Extracted data entries
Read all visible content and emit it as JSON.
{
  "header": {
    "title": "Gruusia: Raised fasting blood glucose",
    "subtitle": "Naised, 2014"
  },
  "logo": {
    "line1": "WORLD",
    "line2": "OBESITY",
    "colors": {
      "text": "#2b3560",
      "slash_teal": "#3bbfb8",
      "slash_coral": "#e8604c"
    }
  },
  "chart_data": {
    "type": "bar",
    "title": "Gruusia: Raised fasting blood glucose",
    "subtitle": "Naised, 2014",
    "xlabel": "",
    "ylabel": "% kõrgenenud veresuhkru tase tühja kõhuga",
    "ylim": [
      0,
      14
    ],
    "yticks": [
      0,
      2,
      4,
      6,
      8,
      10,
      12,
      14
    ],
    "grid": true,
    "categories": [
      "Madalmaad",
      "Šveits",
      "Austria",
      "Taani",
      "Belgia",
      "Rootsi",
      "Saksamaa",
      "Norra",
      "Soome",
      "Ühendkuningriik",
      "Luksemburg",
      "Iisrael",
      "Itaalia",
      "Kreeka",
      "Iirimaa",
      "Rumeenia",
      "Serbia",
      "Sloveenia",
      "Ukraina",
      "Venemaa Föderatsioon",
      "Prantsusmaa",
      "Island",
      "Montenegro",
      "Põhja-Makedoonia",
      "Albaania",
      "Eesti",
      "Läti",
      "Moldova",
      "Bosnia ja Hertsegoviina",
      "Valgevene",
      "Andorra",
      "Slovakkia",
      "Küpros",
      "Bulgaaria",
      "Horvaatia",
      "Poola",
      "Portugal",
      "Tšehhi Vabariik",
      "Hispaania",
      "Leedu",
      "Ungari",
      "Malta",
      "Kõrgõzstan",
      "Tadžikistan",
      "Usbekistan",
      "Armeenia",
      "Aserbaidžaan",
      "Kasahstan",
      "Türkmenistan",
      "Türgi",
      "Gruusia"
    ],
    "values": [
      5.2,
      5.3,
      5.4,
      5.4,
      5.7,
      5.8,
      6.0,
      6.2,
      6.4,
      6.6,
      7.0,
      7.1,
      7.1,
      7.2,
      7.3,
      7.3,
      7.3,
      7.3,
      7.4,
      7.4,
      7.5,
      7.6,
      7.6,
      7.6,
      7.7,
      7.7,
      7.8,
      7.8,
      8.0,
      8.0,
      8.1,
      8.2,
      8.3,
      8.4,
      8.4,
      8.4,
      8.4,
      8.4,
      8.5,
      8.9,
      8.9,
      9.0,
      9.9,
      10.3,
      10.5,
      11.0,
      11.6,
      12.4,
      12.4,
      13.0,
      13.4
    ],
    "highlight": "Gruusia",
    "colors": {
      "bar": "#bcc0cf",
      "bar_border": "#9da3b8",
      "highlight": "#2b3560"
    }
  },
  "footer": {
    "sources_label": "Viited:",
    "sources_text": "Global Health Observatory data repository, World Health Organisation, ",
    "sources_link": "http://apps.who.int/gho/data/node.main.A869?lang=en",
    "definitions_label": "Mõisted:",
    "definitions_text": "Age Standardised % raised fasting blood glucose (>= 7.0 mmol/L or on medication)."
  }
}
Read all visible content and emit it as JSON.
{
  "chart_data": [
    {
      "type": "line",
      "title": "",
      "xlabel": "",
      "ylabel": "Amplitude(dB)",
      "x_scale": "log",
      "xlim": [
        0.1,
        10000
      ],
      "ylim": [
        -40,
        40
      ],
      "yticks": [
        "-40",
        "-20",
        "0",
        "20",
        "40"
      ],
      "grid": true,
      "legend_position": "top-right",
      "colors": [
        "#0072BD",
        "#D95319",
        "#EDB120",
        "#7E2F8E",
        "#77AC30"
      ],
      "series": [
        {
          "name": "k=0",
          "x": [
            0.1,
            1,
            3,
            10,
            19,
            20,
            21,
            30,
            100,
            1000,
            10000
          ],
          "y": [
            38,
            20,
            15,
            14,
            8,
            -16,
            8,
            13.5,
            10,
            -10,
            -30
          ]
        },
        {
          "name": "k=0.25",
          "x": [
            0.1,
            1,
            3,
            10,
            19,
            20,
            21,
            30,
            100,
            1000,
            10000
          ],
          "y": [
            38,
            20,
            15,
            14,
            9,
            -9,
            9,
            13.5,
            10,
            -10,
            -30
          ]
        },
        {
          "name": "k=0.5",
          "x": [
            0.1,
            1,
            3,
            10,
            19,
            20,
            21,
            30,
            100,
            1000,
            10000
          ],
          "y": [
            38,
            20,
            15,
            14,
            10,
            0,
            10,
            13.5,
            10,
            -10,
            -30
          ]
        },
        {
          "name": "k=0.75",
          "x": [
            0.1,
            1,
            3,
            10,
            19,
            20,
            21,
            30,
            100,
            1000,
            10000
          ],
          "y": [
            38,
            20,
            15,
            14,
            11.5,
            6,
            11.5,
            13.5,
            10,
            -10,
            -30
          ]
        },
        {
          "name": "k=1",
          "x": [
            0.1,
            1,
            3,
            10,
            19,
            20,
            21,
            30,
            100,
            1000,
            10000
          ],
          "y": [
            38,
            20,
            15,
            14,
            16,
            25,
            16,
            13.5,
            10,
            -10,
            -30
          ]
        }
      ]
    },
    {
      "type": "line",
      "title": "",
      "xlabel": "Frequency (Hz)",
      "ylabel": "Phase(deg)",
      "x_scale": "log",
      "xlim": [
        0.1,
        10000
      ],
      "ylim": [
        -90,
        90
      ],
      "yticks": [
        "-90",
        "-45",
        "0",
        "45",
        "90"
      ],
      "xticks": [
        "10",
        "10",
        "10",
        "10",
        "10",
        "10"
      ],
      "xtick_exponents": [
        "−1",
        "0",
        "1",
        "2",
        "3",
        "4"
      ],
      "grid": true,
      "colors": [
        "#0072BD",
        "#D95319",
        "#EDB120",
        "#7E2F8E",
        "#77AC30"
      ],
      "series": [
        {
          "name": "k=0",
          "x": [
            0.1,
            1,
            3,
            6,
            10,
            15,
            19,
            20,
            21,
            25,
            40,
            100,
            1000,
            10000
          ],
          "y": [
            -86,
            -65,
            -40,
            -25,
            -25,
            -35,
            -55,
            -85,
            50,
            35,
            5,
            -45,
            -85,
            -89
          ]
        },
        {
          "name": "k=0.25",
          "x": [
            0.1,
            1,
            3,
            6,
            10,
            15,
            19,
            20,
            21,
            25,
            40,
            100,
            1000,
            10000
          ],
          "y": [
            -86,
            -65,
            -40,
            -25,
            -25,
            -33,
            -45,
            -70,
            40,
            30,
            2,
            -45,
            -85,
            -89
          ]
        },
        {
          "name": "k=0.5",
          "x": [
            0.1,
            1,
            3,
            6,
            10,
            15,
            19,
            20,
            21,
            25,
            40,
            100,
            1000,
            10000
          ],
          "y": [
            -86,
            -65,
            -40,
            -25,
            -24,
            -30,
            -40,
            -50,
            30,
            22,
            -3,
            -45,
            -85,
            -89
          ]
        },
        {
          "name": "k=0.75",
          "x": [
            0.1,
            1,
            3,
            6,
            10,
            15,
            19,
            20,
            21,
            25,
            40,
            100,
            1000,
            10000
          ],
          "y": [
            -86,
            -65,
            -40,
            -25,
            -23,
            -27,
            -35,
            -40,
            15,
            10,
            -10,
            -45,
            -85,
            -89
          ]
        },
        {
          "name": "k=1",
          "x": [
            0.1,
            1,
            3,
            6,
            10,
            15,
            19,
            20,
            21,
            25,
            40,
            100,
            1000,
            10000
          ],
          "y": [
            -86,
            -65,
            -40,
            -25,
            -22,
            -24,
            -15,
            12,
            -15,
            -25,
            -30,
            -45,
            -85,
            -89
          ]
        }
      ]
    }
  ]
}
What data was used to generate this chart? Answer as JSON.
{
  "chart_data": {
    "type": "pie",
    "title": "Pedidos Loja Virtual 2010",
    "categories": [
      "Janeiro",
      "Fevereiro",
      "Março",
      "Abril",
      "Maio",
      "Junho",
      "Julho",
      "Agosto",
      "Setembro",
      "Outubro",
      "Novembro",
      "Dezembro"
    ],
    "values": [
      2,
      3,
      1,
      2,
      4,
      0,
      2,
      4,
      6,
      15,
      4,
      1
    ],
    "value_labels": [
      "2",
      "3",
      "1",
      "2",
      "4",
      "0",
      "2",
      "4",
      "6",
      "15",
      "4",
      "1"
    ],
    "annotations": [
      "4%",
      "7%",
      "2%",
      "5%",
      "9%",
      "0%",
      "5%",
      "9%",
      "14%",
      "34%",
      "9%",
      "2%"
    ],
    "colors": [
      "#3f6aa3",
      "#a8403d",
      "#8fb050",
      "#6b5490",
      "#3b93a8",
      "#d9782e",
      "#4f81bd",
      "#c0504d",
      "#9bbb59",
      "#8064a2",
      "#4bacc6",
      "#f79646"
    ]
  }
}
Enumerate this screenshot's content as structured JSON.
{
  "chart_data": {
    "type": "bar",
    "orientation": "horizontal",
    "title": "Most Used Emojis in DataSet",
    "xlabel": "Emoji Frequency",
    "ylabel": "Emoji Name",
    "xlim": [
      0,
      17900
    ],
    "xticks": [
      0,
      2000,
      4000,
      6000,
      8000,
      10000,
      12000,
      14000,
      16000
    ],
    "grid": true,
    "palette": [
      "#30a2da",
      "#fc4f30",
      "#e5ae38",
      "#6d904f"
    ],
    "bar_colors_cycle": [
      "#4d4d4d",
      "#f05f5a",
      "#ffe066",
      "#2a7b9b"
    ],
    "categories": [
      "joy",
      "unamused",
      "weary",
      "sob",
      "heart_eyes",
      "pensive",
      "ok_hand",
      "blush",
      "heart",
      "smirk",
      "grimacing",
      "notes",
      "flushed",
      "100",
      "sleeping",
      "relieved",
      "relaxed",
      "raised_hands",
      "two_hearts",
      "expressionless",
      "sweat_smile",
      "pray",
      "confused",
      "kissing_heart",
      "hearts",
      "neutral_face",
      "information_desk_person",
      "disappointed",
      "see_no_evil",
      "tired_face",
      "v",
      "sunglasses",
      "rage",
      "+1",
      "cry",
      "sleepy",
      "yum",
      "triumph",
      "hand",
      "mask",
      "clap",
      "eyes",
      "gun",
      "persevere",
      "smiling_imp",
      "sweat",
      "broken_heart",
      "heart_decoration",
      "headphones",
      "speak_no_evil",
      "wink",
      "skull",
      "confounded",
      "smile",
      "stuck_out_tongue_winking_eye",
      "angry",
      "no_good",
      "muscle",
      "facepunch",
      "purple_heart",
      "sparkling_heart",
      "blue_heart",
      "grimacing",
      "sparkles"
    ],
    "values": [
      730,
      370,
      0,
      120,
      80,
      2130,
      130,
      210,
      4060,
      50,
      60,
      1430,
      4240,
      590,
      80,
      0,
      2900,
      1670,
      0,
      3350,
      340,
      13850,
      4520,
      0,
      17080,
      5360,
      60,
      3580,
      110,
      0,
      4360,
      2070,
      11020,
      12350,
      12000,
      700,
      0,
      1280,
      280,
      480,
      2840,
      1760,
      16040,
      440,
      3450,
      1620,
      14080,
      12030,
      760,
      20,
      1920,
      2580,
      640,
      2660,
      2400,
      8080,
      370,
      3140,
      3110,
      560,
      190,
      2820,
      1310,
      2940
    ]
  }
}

Exercise instructions: Give only the count of lines in this material that contain the string "ylabel".

Result for this exercise: 4